Objective: Transcribe the entries below exactly.

Exercise materials:

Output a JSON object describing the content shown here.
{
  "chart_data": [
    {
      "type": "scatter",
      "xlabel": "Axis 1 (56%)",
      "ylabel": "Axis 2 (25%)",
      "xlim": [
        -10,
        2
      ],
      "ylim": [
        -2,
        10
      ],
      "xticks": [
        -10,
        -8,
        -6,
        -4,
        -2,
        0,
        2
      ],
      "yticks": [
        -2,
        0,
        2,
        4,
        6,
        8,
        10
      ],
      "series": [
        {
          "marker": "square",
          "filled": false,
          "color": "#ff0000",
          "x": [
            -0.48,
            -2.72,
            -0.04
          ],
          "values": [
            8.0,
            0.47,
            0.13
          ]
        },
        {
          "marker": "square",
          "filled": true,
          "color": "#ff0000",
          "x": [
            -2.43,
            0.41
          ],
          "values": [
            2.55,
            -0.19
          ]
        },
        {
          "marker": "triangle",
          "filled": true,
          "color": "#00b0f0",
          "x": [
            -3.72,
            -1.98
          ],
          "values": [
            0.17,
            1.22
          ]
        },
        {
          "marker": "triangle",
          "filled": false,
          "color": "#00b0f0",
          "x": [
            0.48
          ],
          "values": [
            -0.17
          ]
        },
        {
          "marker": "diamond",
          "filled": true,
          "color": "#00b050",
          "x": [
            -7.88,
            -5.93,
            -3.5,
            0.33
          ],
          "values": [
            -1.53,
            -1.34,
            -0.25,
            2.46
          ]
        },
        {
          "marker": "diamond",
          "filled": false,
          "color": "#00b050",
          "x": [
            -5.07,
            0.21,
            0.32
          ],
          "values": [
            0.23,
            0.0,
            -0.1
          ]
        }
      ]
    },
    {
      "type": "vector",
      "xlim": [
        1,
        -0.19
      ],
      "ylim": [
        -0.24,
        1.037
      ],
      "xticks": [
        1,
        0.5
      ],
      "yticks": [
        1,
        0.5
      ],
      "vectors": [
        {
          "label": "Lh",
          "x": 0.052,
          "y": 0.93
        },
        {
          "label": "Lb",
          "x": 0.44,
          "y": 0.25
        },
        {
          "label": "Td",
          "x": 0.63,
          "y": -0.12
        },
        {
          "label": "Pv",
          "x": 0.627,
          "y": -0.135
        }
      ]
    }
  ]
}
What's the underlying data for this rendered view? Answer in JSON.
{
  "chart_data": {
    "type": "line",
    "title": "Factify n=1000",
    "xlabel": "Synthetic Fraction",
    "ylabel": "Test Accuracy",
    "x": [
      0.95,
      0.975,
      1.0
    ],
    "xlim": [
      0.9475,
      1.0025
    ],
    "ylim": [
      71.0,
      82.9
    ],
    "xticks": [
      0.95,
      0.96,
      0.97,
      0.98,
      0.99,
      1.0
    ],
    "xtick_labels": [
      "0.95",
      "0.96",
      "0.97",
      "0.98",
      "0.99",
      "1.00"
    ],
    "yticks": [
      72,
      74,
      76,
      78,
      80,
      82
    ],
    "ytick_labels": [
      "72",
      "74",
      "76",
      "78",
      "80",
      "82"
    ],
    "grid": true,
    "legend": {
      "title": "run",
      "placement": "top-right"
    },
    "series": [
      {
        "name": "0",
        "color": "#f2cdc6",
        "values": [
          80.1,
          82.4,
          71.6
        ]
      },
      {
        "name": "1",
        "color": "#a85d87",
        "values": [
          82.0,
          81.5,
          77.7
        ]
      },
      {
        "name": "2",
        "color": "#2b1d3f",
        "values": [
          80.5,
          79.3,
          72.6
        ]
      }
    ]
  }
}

Output:
Output a JSON object describing the content shown here.
{
  "chart_data": [
    {
      "type": "scatter",
      "xlabel": "Axis 1 (56%)",
      "ylabel": "Axis 2 (25%)",
      "xlim": [
        -10,
        2
      ],
      "ylim": [
        -2,
        10
      ],
      "xticks": [
        -10,
        -8,
        -6,
        -4,
        -2,
        0,
        2
      ],
      "yticks": [
        -2,
        0,
        2,
        4,
        6,
        8,
        10
      ],
      "series": [
        {
          "marker": "square",
          "filled": false,
          "color": "#ff0000",
          "x": [
            -0.48,
            -2.72,
            -0.04
          ],
          "values": [
            8.0,
            0.47,
            0.13
          ]
        },
        {
          "marker": "square",
          "filled": true,
          "color": "#ff0000",
          "x": [
            -2.43,
            0.41
          ],
          "values": [
            2.55,
            -0.19
          ]
        },
        {
          "marker": "triangle",
          "filled": true,
          "color": "#00b0f0",
          "x": [
            -3.72,
            -1.98
          ],
          "values": [
            0.17,
            1.22
          ]
        },
        {
          "marker": "triangle",
          "filled": false,
          "color": "#00b0f0",
          "x": [
            0.48
          ],
          "values": [
            -0.17
          ]
        },
        {
          "marker": "diamond",
          "filled": true,
          "color": "#00b050",
          "x": [
            -7.88,
            -5.93,
            -3.5,
            0.33
          ],
          "values": [
            -1.53,
            -1.34,
            -0.25,
            2.46
          ]
        },
        {
          "marker": "diamond",
          "filled": false,
          "color": "#00b050",
          "x": [
            -5.07,
            0.21,
            0.32
          ],
          "values": [
            0.23,
            0.0,
            -0.1
          ]
        }
      ]
    },
    {
      "type": "vector",
      "xlim": [
        1,
        -0.19
      ],
      "ylim": [
        -0.24,
        1.037
      ],
      "xticks": [
        1,
        0.5
      ],
      "yticks": [
        1,
        0.5
      ],
      "vectors": [
        {
          "label": "Lh",
          "x": 0.052,
          "y": 0.93
        },
        {
          "label": "Lb",
          "x": 0.44,
          "y": 0.25
        },
        {
          "label": "Td",
          "x": 0.63,
          "y": -0.12
        },
        {
          "label": "Pv",
          "x": 0.627,
          "y": -0.135
        }
      ]
    }
  ]
}
What's the underlying data for this rendered view? Answer in JSON.
{
  "chart_data": {
    "type": "line",
    "title": "Factify n=1000",
    "xlabel": "Synthetic Fraction",
    "ylabel": "Test Accuracy",
    "x": [
      0.95,
      0.975,
      1.0
    ],
    "xlim": [
      0.9475,
      1.0025
    ],
    "ylim": [
      71.0,
      82.9
    ],
    "xticks": [
      0.95,
      0.96,
      0.97,
      0.98,
      0.99,
      1.0
    ],
    "xtick_labels": [
      "0.95",
      "0.96",
      "0.97",
      "0.98",
      "0.99",
      "1.00"
    ],
    "yticks": [
      72,
      74,
      76,
      78,
      80,
      82
    ],
    "ytick_labels": [
      "72",
      "74",
      "76",
      "78",
      "80",
      "82"
    ],
    "grid": true,
    "legend": {
      "title": "run",
      "placement": "top-right"
    },
    "series": [
      {
        "name": "0",
        "color": "#f2cdc6",
        "values": [
          80.1,
          82.4,
          71.6
        ]
      },
      {
        "name": "1",
        "color": "#a85d87",
        "values": [
          82.0,
          81.5,
          77.7
        ]
      },
      {
        "name": "2",
        "color": "#2b1d3f",
        "values": [
          80.5,
          79.3,
          72.6
        ]
      }
    ]
  }
}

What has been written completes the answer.